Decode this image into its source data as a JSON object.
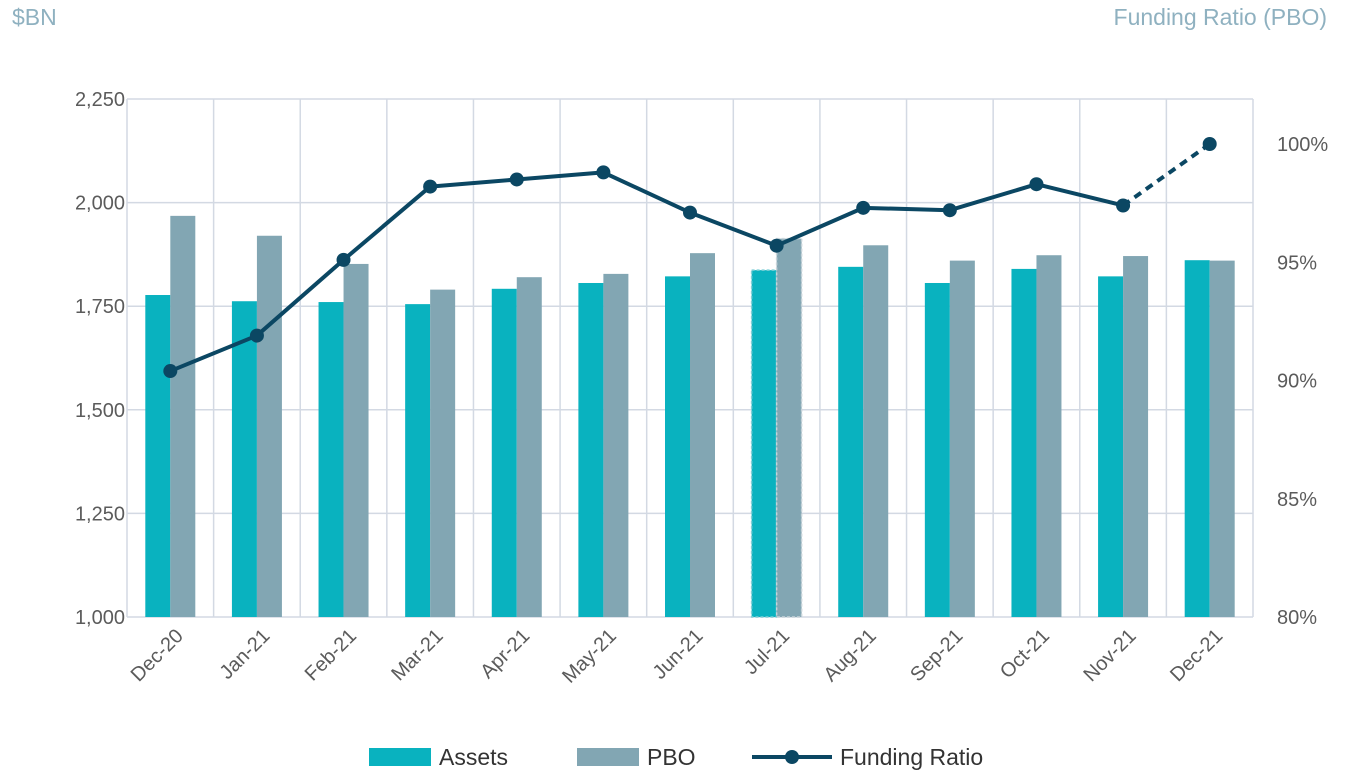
{
  "left_axis_unit": "$BN",
  "right_axis_unit": "Funding Ratio (PBO)",
  "legend": {
    "assets_label": "Assets",
    "pbo_label": "PBO",
    "ratio_label": "Funding Ratio"
  },
  "colors": {
    "assets": "#09b2bf",
    "pbo": "#82a6b3",
    "ratio": "#0b4763",
    "grid": "#d3d9e3"
  },
  "chart_data": {
    "type": "bar",
    "categories": [
      "Dec-20",
      "Jan-21",
      "Feb-21",
      "Mar-21",
      "Apr-21",
      "May-21",
      "Jun-21",
      "Jul-21",
      "Aug-21",
      "Sep-21",
      "Oct-21",
      "Nov-21",
      "Dec-21"
    ],
    "series": [
      {
        "name": "Assets",
        "type": "bar",
        "axis": "left",
        "values": [
          1777,
          1762,
          1760,
          1755,
          1792,
          1806,
          1822,
          1837,
          1845,
          1806,
          1840,
          1822,
          1861
        ]
      },
      {
        "name": "PBO",
        "type": "bar",
        "axis": "left",
        "values": [
          1968,
          1920,
          1852,
          1790,
          1820,
          1828,
          1878,
          1913,
          1897,
          1860,
          1873,
          1871,
          1860
        ]
      },
      {
        "name": "Funding Ratio",
        "type": "line",
        "axis": "right",
        "values": [
          90.4,
          91.9,
          95.1,
          98.2,
          98.5,
          98.8,
          97.1,
          95.7,
          97.3,
          97.2,
          98.3,
          97.4,
          100.0
        ]
      }
    ],
    "y_left": {
      "ticks": [
        "1,000",
        "1,250",
        "1,500",
        "1,750",
        "2,000",
        "2,250"
      ],
      "lim": [
        1000,
        2250
      ]
    },
    "y_right": {
      "ticks": [
        "80%",
        "85%",
        "90%",
        "95%",
        "100%"
      ],
      "lim": [
        80,
        102
      ]
    },
    "highlighted_category": "Jul-21",
    "dashed_segment": [
      "Nov-21",
      "Dec-21"
    ],
    "grid": true,
    "legend_position": "bottom"
  }
}
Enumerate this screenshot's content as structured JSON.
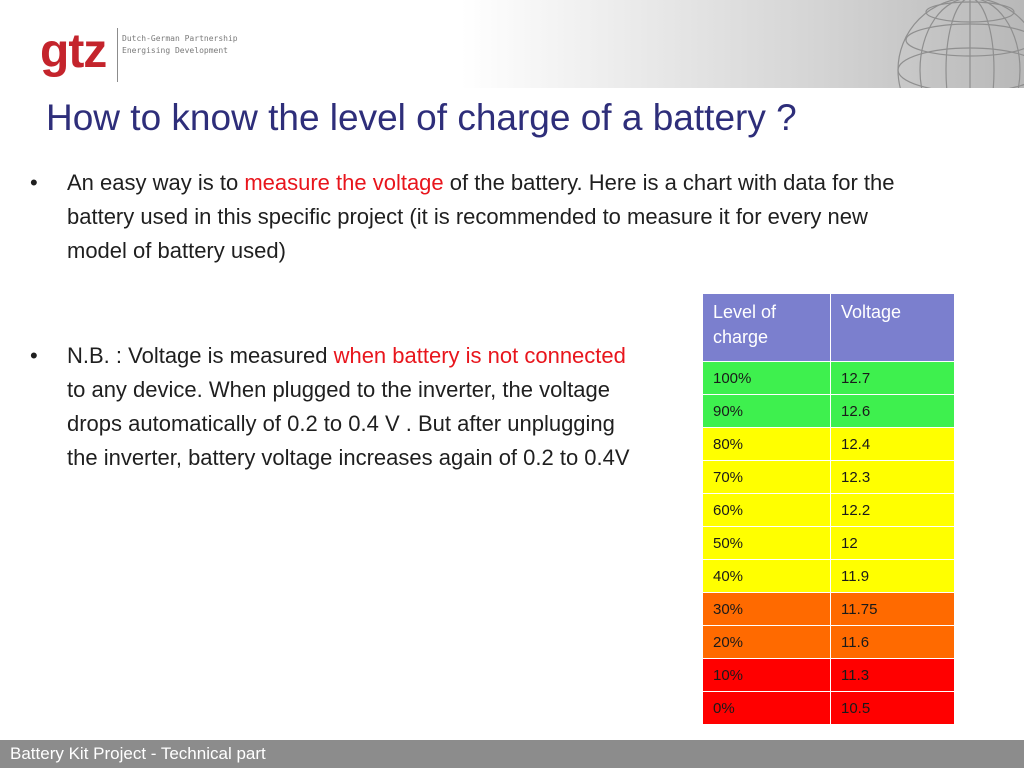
{
  "header": {
    "logo_text": "gtz",
    "tagline_line1": "Dutch-German Partnership",
    "tagline_line2": "Energising Development"
  },
  "slide": {
    "title": "How to know the level of charge of a battery ?",
    "bullet_char": "•",
    "bullet1": {
      "before": " An easy way is to ",
      "highlight": "measure the voltage",
      "after": " of the battery. Here is a chart with data for the battery used in this specific project (it is recommended to measure it for every new model of battery used)"
    },
    "bullet2": {
      "before": " N.B. : Voltage is measured ",
      "highlight": "when battery is not connected",
      "after": " to any device. When plugged to the inverter, the voltage drops automatically of 0.2 to 0.4 V . But after unplugging the inverter, battery voltage increases again of 0.2 to 0.4V"
    }
  },
  "table": {
    "headers": {
      "level": "Level of charge",
      "voltage": "Voltage"
    },
    "rows": [
      {
        "level": "100%",
        "voltage": "12.7",
        "color": "#3ef04e"
      },
      {
        "level": "90%",
        "voltage": "12.6",
        "color": "#3ef04e"
      },
      {
        "level": "80%",
        "voltage": "12.4",
        "color": "#ffff00"
      },
      {
        "level": "70%",
        "voltage": "12.3",
        "color": "#ffff00"
      },
      {
        "level": "60%",
        "voltage": "12.2",
        "color": "#ffff00"
      },
      {
        "level": "50%",
        "voltage": "12",
        "color": "#ffff00"
      },
      {
        "level": "40%",
        "voltage": "11.9",
        "color": "#ffff00"
      },
      {
        "level": "30%",
        "voltage": "11.75",
        "color": "#ff6a00"
      },
      {
        "level": "20%",
        "voltage": "11.6",
        "color": "#ff6a00"
      },
      {
        "level": "10%",
        "voltage": "11.3",
        "color": "#ff0000"
      },
      {
        "level": "0%",
        "voltage": "10.5",
        "color": "#ff0000"
      }
    ]
  },
  "footer": {
    "text": "Battery Kit Project - Technical part"
  },
  "colors": {
    "title": "#2e2e7a",
    "highlight": "#e8151c",
    "logo": "#c4242c",
    "table_header": "#7b7fce",
    "footer_bar": "#8c8c8c"
  }
}
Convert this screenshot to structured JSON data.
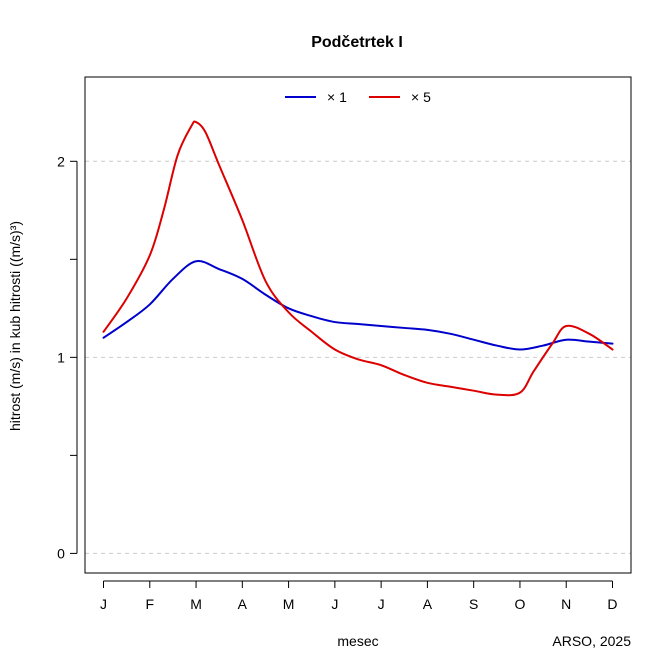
{
  "chart_data": {
    "type": "line",
    "title": "Podčetrtek I",
    "xlabel": "mesec",
    "ylabel": "hitrost (m/s) in kub hitrosti ((m/s)³)",
    "credit": "ARSO, 2025",
    "categories": [
      "J",
      "F",
      "M",
      "A",
      "M",
      "J",
      "J",
      "A",
      "S",
      "O",
      "N",
      "D"
    ],
    "y_ticks": [
      0,
      1,
      2
    ],
    "ylim": [
      -0.1,
      2.43
    ],
    "grid": "horizontal dashed at y ticks",
    "legend_position": "top-center",
    "series": [
      {
        "name": "× 1",
        "color": "#0000CD",
        "x": [
          1,
          1.5,
          2,
          2.5,
          3,
          3.5,
          4,
          4.5,
          5,
          5.5,
          6,
          6.5,
          7,
          7.5,
          8,
          8.5,
          9,
          9.5,
          10,
          10.5,
          11,
          11.5,
          12
        ],
        "values": [
          1.1,
          1.18,
          1.27,
          1.4,
          1.49,
          1.45,
          1.4,
          1.32,
          1.25,
          1.21,
          1.18,
          1.17,
          1.16,
          1.15,
          1.14,
          1.12,
          1.09,
          1.06,
          1.04,
          1.06,
          1.09,
          1.08,
          1.07
        ]
      },
      {
        "name": "× 5",
        "color": "#DD0000",
        "x": [
          1,
          1.5,
          2,
          2.3,
          2.6,
          2.9,
          3,
          3.2,
          3.5,
          4,
          4.5,
          5,
          5.5,
          6,
          6.5,
          7,
          7.5,
          8,
          8.5,
          9,
          9.5,
          10,
          10.3,
          10.7,
          11,
          11.5,
          12
        ],
        "values": [
          1.13,
          1.3,
          1.52,
          1.75,
          2.03,
          2.18,
          2.2,
          2.15,
          1.98,
          1.7,
          1.39,
          1.23,
          1.13,
          1.04,
          0.99,
          0.96,
          0.91,
          0.87,
          0.85,
          0.83,
          0.81,
          0.82,
          0.93,
          1.07,
          1.16,
          1.12,
          1.04
        ]
      }
    ]
  }
}
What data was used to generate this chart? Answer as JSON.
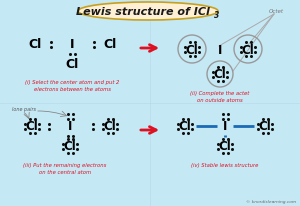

+++

:: TASK DIRECTIONS ::
The records above need to be given again exactly. Omit the pictures.

:: COMPLETED TASK ::
Decode this image into its source data as a JSON object.
{
  "left_axis_unit": "$BN",
  "right_axis_unit": "Funding Ratio (PBO)",
  "legend": {
    "assets_label": "Assets",
    "pbo_label": "PBO",
    "ratio_label": "Funding Ratio"
  },
  "colors": {
    "assets": "#09b2bf",
    "pbo": "#82a6b3",
    "ratio": "#0b4763",
    "grid": "#d3d9e3"
  },
  "chart_data": {
    "type": "bar",
    "categories": [
      "Dec-20",
      "Jan-21",
      "Feb-21",
      "Mar-21",
      "Apr-21",
      "May-21",
      "Jun-21",
      "Jul-21",
      "Aug-21",
      "Sep-21",
      "Oct-21",
      "Nov-21",
      "Dec-21"
    ],
    "series": [
      {
        "name": "Assets",
        "type": "bar",
        "axis": "left",
        "values": [
          1777,
          1762,
          1760,
          1755,
          1792,
          1806,
          1822,
          1837,
          1845,
          1806,
          1840,
          1822,
          1861
        ]
      },
      {
        "name": "PBO",
        "type": "bar",
        "axis": "left",
        "values": [
          1968,
          1920,
          1852,
          1790,
          1820,
          1828,
          1878,
          1913,
          1897,
          1860,
          1873,
          1871,
          1860
        ]
      },
      {
        "name": "Funding Ratio",
        "type": "line",
        "axis": "right",
        "values": [
          90.4,
          91.9,
          95.1,
          98.2,
          98.5,
          98.8,
          97.1,
          95.7,
          97.3,
          97.2,
          98.3,
          97.4,
          100.0
        ]
      }
    ],
    "y_left": {
      "ticks": [
        "1,000",
        "1,250",
        "1,500",
        "1,750",
        "2,000",
        "2,250"
      ],
      "lim": [
        1000,
        2250
      ]
    },
    "y_right": {
      "ticks": [
        "80%",
        "85%",
        "90%",
        "95%",
        "100%"
      ],
      "lim": [
        80,
        102
      ]
    },
    "highlighted_category": "Jul-21",
    "dashed_segment": [
      "Nov-21",
      "Dec-21"
    ],
    "grid": true,
    "legend_position": "bottom"
  }
}
Enumerate this screenshot's content as structured JSON.
{
  "header": {
    "logo_text": "gtz",
    "tagline_line1": "Dutch-German Partnership",
    "tagline_line2": "Energising Development"
  },
  "slide": {
    "title": "How to know the level of charge of a battery ?",
    "bullet_char": "•",
    "bullet1": {
      "before": " An easy way is to ",
      "highlight": "measure the voltage",
      "after": " of the battery. Here is a chart with data for the battery used in this specific project (it is recommended to measure it for every new model of battery used)"
    },
    "bullet2": {
      "before": " N.B. : Voltage is measured ",
      "highlight": "when battery is not connected",
      "after": " to any device. When plugged to the inverter, the voltage drops automatically of 0.2 to 0.4 V . But after unplugging the inverter, battery voltage increases again of 0.2 to 0.4V"
    }
  },
  "table": {
    "headers": {
      "level": "Level of charge",
      "voltage": "Voltage"
    },
    "rows": [
      {
        "level": "100%",
        "voltage": "12.7",
        "color": "#3ef04e"
      },
      {
        "level": "90%",
        "voltage": "12.6",
        "color": "#3ef04e"
      },
      {
        "level": "80%",
        "voltage": "12.4",
        "color": "#ffff00"
      },
      {
        "level": "70%",
        "voltage": "12.3",
        "color": "#ffff00"
      },
      {
        "level": "60%",
        "voltage": "12.2",
        "color": "#ffff00"
      },
      {
        "level": "50%",
        "voltage": "12",
        "color": "#ffff00"
      },
      {
        "level": "40%",
        "voltage": "11.9",
        "color": "#ffff00"
      },
      {
        "level": "30%",
        "voltage": "11.75",
        "color": "#ff6a00"
      },
      {
        "level": "20%",
        "voltage": "11.6",
        "color": "#ff6a00"
      },
      {
        "level": "10%",
        "voltage": "11.3",
        "color": "#ff0000"
      },
      {
        "level": "0%",
        "voltage": "10.5",
        "color": "#ff0000"
      }
    ]
  },
  "footer": {
    "text": "Battery Kit Project - Technical part"
  },
  "colors": {
    "title": "#2e2e7a",
    "highlight": "#e8151c",
    "logo": "#c4242c",
    "table_header": "#7b7fce",
    "footer_bar": "#8c8c8c"
  }
}
Convert this screenshot to structured JSON data.
{
  "chart_data": {
    "type": "line",
    "title": "Podčetrtek I",
    "xlabel": "mesec",
    "ylabel": "hitrost (m/s) in kub hitrosti ((m/s)³)",
    "credit": "ARSO, 2025",
    "categories": [
      "J",
      "F",
      "M",
      "A",
      "M",
      "J",
      "J",
      "A",
      "S",
      "O",
      "N",
      "D"
    ],
    "y_ticks": [
      0,
      1,
      2
    ],
    "ylim": [
      -0.1,
      2.43
    ],
    "grid": "horizontal dashed at y ticks",
    "legend_position": "top-center",
    "series": [
      {
        "name": "× 1",
        "color": "#0000CD",
        "x": [
          1,
          1.5,
          2,
          2.5,
          3,
          3.5,
          4,
          4.5,
          5,
          5.5,
          6,
          6.5,
          7,
          7.5,
          8,
          8.5,
          9,
          9.5,
          10,
          10.5,
          11,
          11.5,
          12
        ],
        "values": [
          1.1,
          1.18,
          1.27,
          1.4,
          1.49,
          1.45,
          1.4,
          1.32,
          1.25,
          1.21,
          1.18,
          1.17,
          1.16,
          1.15,
          1.14,
          1.12,
          1.09,
          1.06,
          1.04,
          1.06,
          1.09,
          1.08,
          1.07
        ]
      },
      {
        "name": "× 5",
        "color": "#DD0000",
        "x": [
          1,
          1.5,
          2,
          2.3,
          2.6,
          2.9,
          3,
          3.2,
          3.5,
          4,
          4.5,
          5,
          5.5,
          6,
          6.5,
          7,
          7.5,
          8,
          8.5,
          9,
          9.5,
          10,
          10.3,
          10.7,
          11,
          11.5,
          12
        ],
        "values": [
          1.13,
          1.3,
          1.52,
          1.75,
          2.03,
          2.18,
          2.2,
          2.15,
          1.98,
          1.7,
          1.39,
          1.23,
          1.13,
          1.04,
          0.99,
          0.96,
          0.91,
          0.87,
          0.85,
          0.83,
          0.81,
          0.82,
          0.93,
          1.07,
          1.16,
          1.12,
          1.04
        ]
      }
    ]
  }
}
What data was used to generate this chart? Answer as JSON.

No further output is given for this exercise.